The request
Repeat every line below exactly, word for word.

(Dataset rows)
######
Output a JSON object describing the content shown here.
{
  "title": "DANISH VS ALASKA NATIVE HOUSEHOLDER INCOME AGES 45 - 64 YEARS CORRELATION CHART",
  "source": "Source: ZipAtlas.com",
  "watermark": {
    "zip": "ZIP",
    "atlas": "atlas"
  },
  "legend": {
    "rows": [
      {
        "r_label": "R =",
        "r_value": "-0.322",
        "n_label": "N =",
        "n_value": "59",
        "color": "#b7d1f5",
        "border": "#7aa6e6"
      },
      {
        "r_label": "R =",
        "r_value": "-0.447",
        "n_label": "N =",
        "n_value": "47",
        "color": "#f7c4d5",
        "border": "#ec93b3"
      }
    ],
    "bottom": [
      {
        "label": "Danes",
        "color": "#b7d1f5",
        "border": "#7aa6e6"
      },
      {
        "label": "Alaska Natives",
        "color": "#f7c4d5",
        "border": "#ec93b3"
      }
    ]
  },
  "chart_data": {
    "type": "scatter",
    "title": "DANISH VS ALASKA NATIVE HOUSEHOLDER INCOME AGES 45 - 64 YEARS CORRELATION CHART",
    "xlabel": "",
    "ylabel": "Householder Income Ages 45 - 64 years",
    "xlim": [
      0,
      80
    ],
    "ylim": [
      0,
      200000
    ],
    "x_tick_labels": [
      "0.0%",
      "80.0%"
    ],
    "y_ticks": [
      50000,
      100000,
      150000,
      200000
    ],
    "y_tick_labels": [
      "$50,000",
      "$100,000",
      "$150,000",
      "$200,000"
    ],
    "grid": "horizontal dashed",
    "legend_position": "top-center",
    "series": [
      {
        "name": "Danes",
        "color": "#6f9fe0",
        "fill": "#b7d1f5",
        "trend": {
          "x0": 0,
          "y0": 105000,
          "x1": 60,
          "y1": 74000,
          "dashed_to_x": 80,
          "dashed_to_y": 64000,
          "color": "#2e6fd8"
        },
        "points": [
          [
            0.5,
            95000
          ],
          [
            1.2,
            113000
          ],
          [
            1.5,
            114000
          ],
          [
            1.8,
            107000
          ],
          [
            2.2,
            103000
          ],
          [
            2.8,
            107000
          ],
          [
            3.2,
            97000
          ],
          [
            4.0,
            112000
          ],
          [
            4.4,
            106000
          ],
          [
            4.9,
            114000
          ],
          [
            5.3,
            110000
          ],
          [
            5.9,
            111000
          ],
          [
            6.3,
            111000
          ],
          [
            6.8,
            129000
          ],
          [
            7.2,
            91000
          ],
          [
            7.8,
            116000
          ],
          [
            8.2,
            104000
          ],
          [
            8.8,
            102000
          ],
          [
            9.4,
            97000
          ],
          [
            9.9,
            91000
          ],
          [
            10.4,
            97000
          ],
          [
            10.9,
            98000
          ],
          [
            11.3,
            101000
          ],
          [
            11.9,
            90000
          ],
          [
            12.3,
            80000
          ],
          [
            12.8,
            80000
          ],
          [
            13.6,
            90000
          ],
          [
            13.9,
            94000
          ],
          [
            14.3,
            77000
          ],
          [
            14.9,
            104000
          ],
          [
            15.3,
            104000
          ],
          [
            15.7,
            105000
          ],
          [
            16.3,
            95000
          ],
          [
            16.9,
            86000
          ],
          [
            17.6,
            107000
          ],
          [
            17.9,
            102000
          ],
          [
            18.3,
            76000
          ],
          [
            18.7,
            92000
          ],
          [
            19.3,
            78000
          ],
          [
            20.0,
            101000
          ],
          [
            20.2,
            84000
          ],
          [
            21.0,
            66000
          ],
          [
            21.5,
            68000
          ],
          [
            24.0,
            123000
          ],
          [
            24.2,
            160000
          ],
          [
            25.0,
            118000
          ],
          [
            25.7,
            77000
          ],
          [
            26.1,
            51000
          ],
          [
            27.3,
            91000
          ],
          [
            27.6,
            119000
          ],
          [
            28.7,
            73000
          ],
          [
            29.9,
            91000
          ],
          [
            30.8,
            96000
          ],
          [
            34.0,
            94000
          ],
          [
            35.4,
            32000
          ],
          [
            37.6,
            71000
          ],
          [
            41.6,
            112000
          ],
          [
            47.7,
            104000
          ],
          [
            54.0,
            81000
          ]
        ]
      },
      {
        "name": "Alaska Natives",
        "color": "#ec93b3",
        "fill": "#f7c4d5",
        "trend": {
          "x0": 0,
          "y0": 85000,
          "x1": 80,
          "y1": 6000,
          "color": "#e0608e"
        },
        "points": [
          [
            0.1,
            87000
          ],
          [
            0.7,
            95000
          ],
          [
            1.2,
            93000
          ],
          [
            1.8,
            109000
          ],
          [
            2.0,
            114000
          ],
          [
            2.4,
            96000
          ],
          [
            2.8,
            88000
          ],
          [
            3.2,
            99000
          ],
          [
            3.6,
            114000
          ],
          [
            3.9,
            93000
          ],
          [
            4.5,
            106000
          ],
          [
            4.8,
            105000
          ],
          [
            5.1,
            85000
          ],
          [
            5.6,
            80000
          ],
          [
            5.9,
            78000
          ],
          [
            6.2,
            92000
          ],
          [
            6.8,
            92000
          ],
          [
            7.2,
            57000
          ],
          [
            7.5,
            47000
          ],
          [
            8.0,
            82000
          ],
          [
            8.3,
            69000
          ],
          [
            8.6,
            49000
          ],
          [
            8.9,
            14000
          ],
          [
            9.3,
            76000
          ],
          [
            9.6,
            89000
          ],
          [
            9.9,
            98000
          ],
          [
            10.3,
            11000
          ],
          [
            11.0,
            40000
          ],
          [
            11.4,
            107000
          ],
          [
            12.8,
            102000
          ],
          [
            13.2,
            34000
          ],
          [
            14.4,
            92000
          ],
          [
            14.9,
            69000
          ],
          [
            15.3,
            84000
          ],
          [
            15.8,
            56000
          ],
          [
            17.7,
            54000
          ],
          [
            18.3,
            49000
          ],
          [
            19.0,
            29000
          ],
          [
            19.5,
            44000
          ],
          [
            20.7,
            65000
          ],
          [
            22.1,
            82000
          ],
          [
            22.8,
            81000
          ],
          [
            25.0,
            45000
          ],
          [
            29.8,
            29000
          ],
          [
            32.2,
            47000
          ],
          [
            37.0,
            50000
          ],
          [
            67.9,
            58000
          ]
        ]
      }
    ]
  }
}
######
Answer to the task
Output a JSON object describing the content shown here.
{
  "title": "DANISH VS ALASKA NATIVE HOUSEHOLDER INCOME AGES 45 - 64 YEARS CORRELATION CHART",
  "source": "Source: ZipAtlas.com",
  "watermark": {
    "zip": "ZIP",
    "atlas": "atlas"
  },
  "legend": {
    "rows": [
      {
        "r_label": "R =",
        "r_value": "-0.322",
        "n_label": "N =",
        "n_value": "59",
        "color": "#b7d1f5",
        "border": "#7aa6e6"
      },
      {
        "r_label": "R =",
        "r_value": "-0.447",
        "n_label": "N =",
        "n_value": "47",
        "color": "#f7c4d5",
        "border": "#ec93b3"
      }
    ],
    "bottom": [
      {
        "label": "Danes",
        "color": "#b7d1f5",
        "border": "#7aa6e6"
      },
      {
        "label": "Alaska Natives",
        "color": "#f7c4d5",
        "border": "#ec93b3"
      }
    ]
  },
  "chart_data": {
    "type": "scatter",
    "title": "DANISH VS ALASKA NATIVE HOUSEHOLDER INCOME AGES 45 - 64 YEARS CORRELATION CHART",
    "xlabel": "",
    "ylabel": "Householder Income Ages 45 - 64 years",
    "xlim": [
      0,
      80
    ],
    "ylim": [
      0,
      200000
    ],
    "x_tick_labels": [
      "0.0%",
      "80.0%"
    ],
    "y_ticks": [
      50000,
      100000,
      150000,
      200000
    ],
    "y_tick_labels": [
      "$50,000",
      "$100,000",
      "$150,000",
      "$200,000"
    ],
    "grid": "horizontal dashed",
    "legend_position": "top-center",
    "series": [
      {
        "name": "Danes",
        "color": "#6f9fe0",
        "fill": "#b7d1f5",
        "trend": {
          "x0": 0,
          "y0": 105000,
          "x1": 60,
          "y1": 74000,
          "dashed_to_x": 80,
          "dashed_to_y": 64000,
          "color": "#2e6fd8"
        },
        "points": [
          [
            0.5,
            95000
          ],
          [
            1.2,
            113000
          ],
          [
            1.5,
            114000
          ],
          [
            1.8,
            107000
          ],
          [
            2.2,
            103000
          ],
          [
            2.8,
            107000
          ],
          [
            3.2,
            97000
          ],
          [
            4.0,
            112000
          ],
          [
            4.4,
            106000
          ],
          [
            4.9,
            114000
          ],
          [
            5.3,
            110000
          ],
          [
            5.9,
            111000
          ],
          [
            6.3,
            111000
          ],
          [
            6.8,
            129000
          ],
          [
            7.2,
            91000
          ],
          [
            7.8,
            116000
          ],
          [
            8.2,
            104000
          ],
          [
            8.8,
            102000
          ],
          [
            9.4,
            97000
          ],
          [
            9.9,
            91000
          ],
          [
            10.4,
            97000
          ],
          [
            10.9,
            98000
          ],
          [
            11.3,
            101000
          ],
          [
            11.9,
            90000
          ],
          [
            12.3,
            80000
          ],
          [
            12.8,
            80000
          ],
          [
            13.6,
            90000
          ],
          [
            13.9,
            94000
          ],
          [
            14.3,
            77000
          ],
          [
            14.9,
            104000
          ],
          [
            15.3,
            104000
          ],
          [
            15.7,
            105000
          ],
          [
            16.3,
            95000
          ],
          [
            16.9,
            86000
          ],
          [
            17.6,
            107000
          ],
          [
            17.9,
            102000
          ],
          [
            18.3,
            76000
          ],
          [
            18.7,
            92000
          ],
          [
            19.3,
            78000
          ],
          [
            20.0,
            101000
          ],
          [
            20.2,
            84000
          ],
          [
            21.0,
            66000
          ],
          [
            21.5,
            68000
          ],
          [
            24.0,
            123000
          ],
          [
            24.2,
            160000
          ],
          [
            25.0,
            118000
          ],
          [
            25.7,
            77000
          ],
          [
            26.1,
            51000
          ],
          [
            27.3,
            91000
          ],
          [
            27.6,
            119000
          ],
          [
            28.7,
            73000
          ],
          [
            29.9,
            91000
          ],
          [
            30.8,
            96000
          ],
          [
            34.0,
            94000
          ],
          [
            35.4,
            32000
          ],
          [
            37.6,
            71000
          ],
          [
            41.6,
            112000
          ],
          [
            47.7,
            104000
          ],
          [
            54.0,
            81000
          ]
        ]
      },
      {
        "name": "Alaska Natives",
        "color": "#ec93b3",
        "fill": "#f7c4d5",
        "trend": {
          "x0": 0,
          "y0": 85000,
          "x1": 80,
          "y1": 6000,
          "color": "#e0608e"
        },
        "points": [
          [
            0.1,
            87000
          ],
          [
            0.7,
            95000
          ],
          [
            1.2,
            93000
          ],
          [
            1.8,
            109000
          ],
          [
            2.0,
            114000
          ],
          [
            2.4,
            96000
          ],
          [
            2.8,
            88000
          ],
          [
            3.2,
            99000
          ],
          [
            3.6,
            114000
          ],
          [
            3.9,
            93000
          ],
          [
            4.5,
            106000
          ],
          [
            4.8,
            105000
          ],
          [
            5.1,
            85000
          ],
          [
            5.6,
            80000
          ],
          [
            5.9,
            78000
          ],
          [
            6.2,
            92000
          ],
          [
            6.8,
            92000
          ],
          [
            7.2,
            57000
          ],
          [
            7.5,
            47000
          ],
          [
            8.0,
            82000
          ],
          [
            8.3,
            69000
          ],
          [
            8.6,
            49000
          ],
          [
            8.9,
            14000
          ],
          [
            9.3,
            76000
          ],
          [
            9.6,
            89000
          ],
          [
            9.9,
            98000
          ],
          [
            10.3,
            11000
          ],
          [
            11.0,
            40000
          ],
          [
            11.4,
            107000
          ],
          [
            12.8,
            102000
          ],
          [
            13.2,
            34000
          ],
          [
            14.4,
            92000
          ],
          [
            14.9,
            69000
          ],
          [
            15.3,
            84000
          ],
          [
            15.8,
            56000
          ],
          [
            17.7,
            54000
          ],
          [
            18.3,
            49000
          ],
          [
            19.0,
            29000
          ],
          [
            19.5,
            44000
          ],
          [
            20.7,
            65000
          ],
          [
            22.1,
            82000
          ],
          [
            22.8,
            81000
          ],
          [
            25.0,
            45000
          ],
          [
            29.8,
            29000
          ],
          [
            32.2,
            47000
          ],
          [
            37.0,
            50000
          ],
          [
            67.9,
            58000
          ]
        ]
      }
    ]
  }
}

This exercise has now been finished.